■ **MATERIAL SUPPLIED**
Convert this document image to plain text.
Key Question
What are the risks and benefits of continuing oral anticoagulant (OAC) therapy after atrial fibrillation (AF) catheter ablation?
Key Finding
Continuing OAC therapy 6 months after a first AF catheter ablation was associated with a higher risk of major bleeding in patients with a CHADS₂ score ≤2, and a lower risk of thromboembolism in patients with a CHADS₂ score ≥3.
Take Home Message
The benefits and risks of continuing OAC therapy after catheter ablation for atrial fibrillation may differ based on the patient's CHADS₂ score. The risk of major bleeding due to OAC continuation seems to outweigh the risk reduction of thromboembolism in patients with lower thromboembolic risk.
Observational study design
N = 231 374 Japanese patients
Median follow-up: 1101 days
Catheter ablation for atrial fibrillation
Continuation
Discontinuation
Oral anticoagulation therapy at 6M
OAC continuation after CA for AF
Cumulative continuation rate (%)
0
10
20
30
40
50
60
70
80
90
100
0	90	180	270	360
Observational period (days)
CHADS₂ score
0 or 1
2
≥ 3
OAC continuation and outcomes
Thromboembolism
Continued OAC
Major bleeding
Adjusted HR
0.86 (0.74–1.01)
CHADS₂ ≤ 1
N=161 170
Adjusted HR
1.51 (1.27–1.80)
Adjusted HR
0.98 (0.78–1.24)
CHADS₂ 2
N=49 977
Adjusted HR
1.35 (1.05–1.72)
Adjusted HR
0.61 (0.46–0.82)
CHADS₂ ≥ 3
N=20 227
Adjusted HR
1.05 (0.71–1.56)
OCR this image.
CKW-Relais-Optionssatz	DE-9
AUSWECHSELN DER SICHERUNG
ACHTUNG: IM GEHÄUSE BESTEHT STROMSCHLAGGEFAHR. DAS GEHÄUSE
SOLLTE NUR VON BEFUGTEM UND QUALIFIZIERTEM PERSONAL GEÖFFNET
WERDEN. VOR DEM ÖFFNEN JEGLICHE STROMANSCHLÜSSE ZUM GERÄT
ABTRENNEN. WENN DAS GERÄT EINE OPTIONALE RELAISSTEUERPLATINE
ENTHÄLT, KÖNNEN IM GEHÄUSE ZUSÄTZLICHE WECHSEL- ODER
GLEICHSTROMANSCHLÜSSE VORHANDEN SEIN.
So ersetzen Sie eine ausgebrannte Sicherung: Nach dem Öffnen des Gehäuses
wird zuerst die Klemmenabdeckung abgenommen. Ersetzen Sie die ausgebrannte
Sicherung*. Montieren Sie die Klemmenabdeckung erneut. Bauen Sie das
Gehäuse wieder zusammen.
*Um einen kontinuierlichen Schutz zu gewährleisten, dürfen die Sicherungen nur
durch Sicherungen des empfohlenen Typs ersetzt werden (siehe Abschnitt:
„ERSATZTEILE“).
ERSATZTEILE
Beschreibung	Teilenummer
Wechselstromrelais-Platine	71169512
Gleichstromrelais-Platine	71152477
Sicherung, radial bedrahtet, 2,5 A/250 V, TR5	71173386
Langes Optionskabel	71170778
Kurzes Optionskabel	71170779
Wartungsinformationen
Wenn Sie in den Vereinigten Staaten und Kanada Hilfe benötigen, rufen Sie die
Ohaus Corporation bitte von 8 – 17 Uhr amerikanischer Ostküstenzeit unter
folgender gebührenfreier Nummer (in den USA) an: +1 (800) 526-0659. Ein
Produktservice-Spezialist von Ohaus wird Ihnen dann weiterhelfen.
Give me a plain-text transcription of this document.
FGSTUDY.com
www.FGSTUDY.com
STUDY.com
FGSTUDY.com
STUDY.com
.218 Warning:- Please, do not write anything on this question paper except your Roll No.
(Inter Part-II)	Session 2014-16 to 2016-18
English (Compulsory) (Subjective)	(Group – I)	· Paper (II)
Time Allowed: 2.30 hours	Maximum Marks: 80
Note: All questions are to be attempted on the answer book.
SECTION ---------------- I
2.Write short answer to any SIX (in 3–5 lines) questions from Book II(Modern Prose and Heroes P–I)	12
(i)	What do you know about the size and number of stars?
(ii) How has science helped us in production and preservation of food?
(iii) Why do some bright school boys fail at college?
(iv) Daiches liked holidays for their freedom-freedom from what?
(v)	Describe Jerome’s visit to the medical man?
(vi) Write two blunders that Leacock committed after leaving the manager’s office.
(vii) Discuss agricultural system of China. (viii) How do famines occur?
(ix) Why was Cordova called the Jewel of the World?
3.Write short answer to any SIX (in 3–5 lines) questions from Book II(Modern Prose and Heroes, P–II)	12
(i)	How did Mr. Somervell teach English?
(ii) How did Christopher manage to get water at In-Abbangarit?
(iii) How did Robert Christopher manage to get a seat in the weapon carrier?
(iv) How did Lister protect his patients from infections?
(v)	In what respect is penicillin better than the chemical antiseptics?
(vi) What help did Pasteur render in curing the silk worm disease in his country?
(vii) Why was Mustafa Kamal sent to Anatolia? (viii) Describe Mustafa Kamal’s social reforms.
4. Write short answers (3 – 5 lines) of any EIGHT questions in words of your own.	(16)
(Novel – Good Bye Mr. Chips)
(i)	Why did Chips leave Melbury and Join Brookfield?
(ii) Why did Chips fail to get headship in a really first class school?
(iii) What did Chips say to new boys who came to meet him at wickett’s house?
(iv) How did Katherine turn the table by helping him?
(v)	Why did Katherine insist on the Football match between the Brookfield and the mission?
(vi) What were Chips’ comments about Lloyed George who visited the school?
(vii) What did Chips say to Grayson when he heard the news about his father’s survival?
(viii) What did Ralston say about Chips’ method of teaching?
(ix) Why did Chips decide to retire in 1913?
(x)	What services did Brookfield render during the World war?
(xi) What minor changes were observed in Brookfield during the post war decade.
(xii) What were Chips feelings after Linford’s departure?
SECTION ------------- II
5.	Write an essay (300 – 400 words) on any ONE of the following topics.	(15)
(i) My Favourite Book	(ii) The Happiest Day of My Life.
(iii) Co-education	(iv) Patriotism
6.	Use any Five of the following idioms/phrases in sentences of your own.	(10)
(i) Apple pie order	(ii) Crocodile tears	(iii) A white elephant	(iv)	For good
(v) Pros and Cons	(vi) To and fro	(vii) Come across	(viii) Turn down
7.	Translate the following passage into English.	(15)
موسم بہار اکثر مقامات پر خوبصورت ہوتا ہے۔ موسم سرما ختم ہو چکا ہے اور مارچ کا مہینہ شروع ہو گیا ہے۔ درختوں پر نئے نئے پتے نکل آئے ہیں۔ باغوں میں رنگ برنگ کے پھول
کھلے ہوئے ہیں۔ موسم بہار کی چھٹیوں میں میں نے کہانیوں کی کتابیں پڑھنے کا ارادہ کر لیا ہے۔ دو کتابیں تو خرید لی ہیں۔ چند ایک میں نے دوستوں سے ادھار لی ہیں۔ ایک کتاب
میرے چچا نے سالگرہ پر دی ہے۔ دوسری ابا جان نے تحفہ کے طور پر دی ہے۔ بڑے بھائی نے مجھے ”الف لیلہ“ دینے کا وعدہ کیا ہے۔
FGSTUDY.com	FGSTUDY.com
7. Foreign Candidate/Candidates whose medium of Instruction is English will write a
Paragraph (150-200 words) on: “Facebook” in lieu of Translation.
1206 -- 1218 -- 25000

■ **WORK INSTRUCTION**
Restate all of the entries exactly, please.

■ **REPLY TO THE EXERCISE**
Convert this document image to plain text.
Key Question
What are the risks and benefits of continuing oral anticoagulant (OAC) therapy after atrial fibrillation (AF) catheter ablation?
Key Finding
Continuing OAC therapy 6 months after a first AF catheter ablation was associated with a higher risk of major bleeding in patients with a CHADS₂ score ≤2, and a lower risk of thromboembolism in patients with a CHADS₂ score ≥3.
Take Home Message
The benefits and risks of continuing OAC therapy after catheter ablation for atrial fibrillation may differ based on the patient's CHADS₂ score. The risk of major bleeding due to OAC continuation seems to outweigh the risk reduction of thromboembolism in patients with lower thromboembolic risk.
Observational study design
N = 231 374 Japanese patients
Median follow-up: 1101 days
Catheter ablation for atrial fibrillation
Continuation
Discontinuation
Oral anticoagulation therapy at 6M
OAC continuation after CA for AF
Cumulative continuation rate (%)
0
10
20
30
40
50
60
70
80
90
100
0	90	180	270	360
Observational period (days)
CHADS₂ score
0 or 1
2
≥ 3
OAC continuation and outcomes
Thromboembolism
Continued OAC
Major bleeding
Adjusted HR
0.86 (0.74–1.01)
CHADS₂ ≤ 1
N=161 170
Adjusted HR
1.51 (1.27–1.80)
Adjusted HR
0.98 (0.78–1.24)
CHADS₂ 2
N=49 977
Adjusted HR
1.35 (1.05–1.72)
Adjusted HR
0.61 (0.46–0.82)
CHADS₂ ≥ 3
N=20 227
Adjusted HR
1.05 (0.71–1.56)
OCR this image.
CKW-Relais-Optionssatz	DE-9
AUSWECHSELN DER SICHERUNG
ACHTUNG: IM GEHÄUSE BESTEHT STROMSCHLAGGEFAHR. DAS GEHÄUSE
SOLLTE NUR VON BEFUGTEM UND QUALIFIZIERTEM PERSONAL GEÖFFNET
WERDEN. VOR DEM ÖFFNEN JEGLICHE STROMANSCHLÜSSE ZUM GERÄT
ABTRENNEN. WENN DAS GERÄT EINE OPTIONALE RELAISSTEUERPLATINE
ENTHÄLT, KÖNNEN IM GEHÄUSE ZUSÄTZLICHE WECHSEL- ODER
GLEICHSTROMANSCHLÜSSE VORHANDEN SEIN.
So ersetzen Sie eine ausgebrannte Sicherung: Nach dem Öffnen des Gehäuses
wird zuerst die Klemmenabdeckung abgenommen. Ersetzen Sie die ausgebrannte
Sicherung*. Montieren Sie die Klemmenabdeckung erneut. Bauen Sie das
Gehäuse wieder zusammen.
*Um einen kontinuierlichen Schutz zu gewährleisten, dürfen die Sicherungen nur
durch Sicherungen des empfohlenen Typs ersetzt werden (siehe Abschnitt:
„ERSATZTEILE“).
ERSATZTEILE
Beschreibung	Teilenummer
Wechselstromrelais-Platine	71169512
Gleichstromrelais-Platine	71152477
Sicherung, radial bedrahtet, 2,5 A/250 V, TR5	71173386
Langes Optionskabel	71170778
Kurzes Optionskabel	71170779
Wartungsinformationen
Wenn Sie in den Vereinigten Staaten und Kanada Hilfe benötigen, rufen Sie die
Ohaus Corporation bitte von 8 – 17 Uhr amerikanischer Ostküstenzeit unter
folgender gebührenfreier Nummer (in den USA) an: +1 (800) 526-0659. Ein
Produktservice-Spezialist von Ohaus wird Ihnen dann weiterhelfen.
Give me a plain-text transcription of this document.
FGSTUDY.com
www.FGSTUDY.com
STUDY.com
FGSTUDY.com
STUDY.com
.218 Warning:- Please, do not write anything on this question paper except your Roll No.
(Inter Part-II)	Session 2014-16 to 2016-18
English (Compulsory) (Subjective)	(Group – I)	· Paper (II)
Time Allowed: 2.30 hours	Maximum Marks: 80
Note: All questions are to be attempted on the answer book.
SECTION ---------------- I
2.Write short answer to any SIX (in 3–5 lines) questions from Book II(Modern Prose and Heroes P–I)	12
(i)	What do you know about the size and number of stars?
(ii) How has science helped us in production and preservation of food?
(iii) Why do some bright school boys fail at college?
(iv) Daiches liked holidays for their freedom-freedom from what?
(v)	Describe Jerome’s visit to the medical man?
(vi) Write two blunders that Leacock committed after leaving the manager’s office.
(vii) Discuss agricultural system of China. (viii) How do famines occur?
(ix) Why was Cordova called the Jewel of the World?
3.Write short answer to any SIX (in 3–5 lines) questions from Book II(Modern Prose and Heroes, P–II)	12
(i)	How did Mr. Somervell teach English?
(ii) How did Christopher manage to get water at In-Abbangarit?
(iii) How did Robert Christopher manage to get a seat in the weapon carrier?
(iv) How did Lister protect his patients from infections?
(v)	In what respect is penicillin better than the chemical antiseptics?
(vi) What help did Pasteur render in curing the silk worm disease in his country?
(vii) Why was Mustafa Kamal sent to Anatolia? (viii) Describe Mustafa Kamal’s social reforms.
4. Write short answers (3 – 5 lines) of any EIGHT questions in words of your own.	(16)
(Novel – Good Bye Mr. Chips)
(i)	Why did Chips leave Melbury and Join Brookfield?
(ii) Why did Chips fail to get headship in a really first class school?
(iii) What did Chips say to new boys who came to meet him at wickett’s house?
(iv) How did Katherine turn the table by helping him?
(v)	Why did Katherine insist on the Football match between the Brookfield and the mission?
(vi) What were Chips’ comments about Lloyed George who visited the school?
(vii) What did Chips say to Grayson when he heard the news about his father’s survival?
(viii) What did Ralston say about Chips’ method of teaching?
(ix) Why did Chips decide to retire in 1913?
(x)	What services did Brookfield render during the World war?
(xi) What minor changes were observed in Brookfield during the post war decade.
(xii) What were Chips feelings after Linford’s departure?
SECTION ------------- II
5.	Write an essay (300 – 400 words) on any ONE of the following topics.	(15)
(i) My Favourite Book	(ii) The Happiest Day of My Life.
(iii) Co-education	(iv) Patriotism
6.	Use any Five of the following idioms/phrases in sentences of your own.	(10)
(i) Apple pie order	(ii) Crocodile tears	(iii) A white elephant	(iv)	For good
(v) Pros and Cons	(vi) To and fro	(vii) Come across	(viii) Turn down
7.	Translate the following passage into English.	(15)
موسم بہار اکثر مقامات پر خوبصورت ہوتا ہے۔ موسم سرما ختم ہو چکا ہے اور مارچ کا مہینہ شروع ہو گیا ہے۔ درختوں پر نئے نئے پتے نکل آئے ہیں۔ باغوں میں رنگ برنگ کے پھول
کھلے ہوئے ہیں۔ موسم بہار کی چھٹیوں میں میں نے کہانیوں کی کتابیں پڑھنے کا ارادہ کر لیا ہے۔ دو کتابیں تو خرید لی ہیں۔ چند ایک میں نے دوستوں سے ادھار لی ہیں۔ ایک کتاب
میرے چچا نے سالگرہ پر دی ہے۔ دوسری ابا جان نے تحفہ کے طور پر دی ہے۔ بڑے بھائی نے مجھے ”الف لیلہ“ دینے کا وعدہ کیا ہے۔
FGSTUDY.com	FGSTUDY.com
7. Foreign Candidate/Candidates whose medium of Instruction is English will write a
Paragraph (150-200 words) on: “Facebook” in lieu of Translation.
1206 -- 1218 -- 25000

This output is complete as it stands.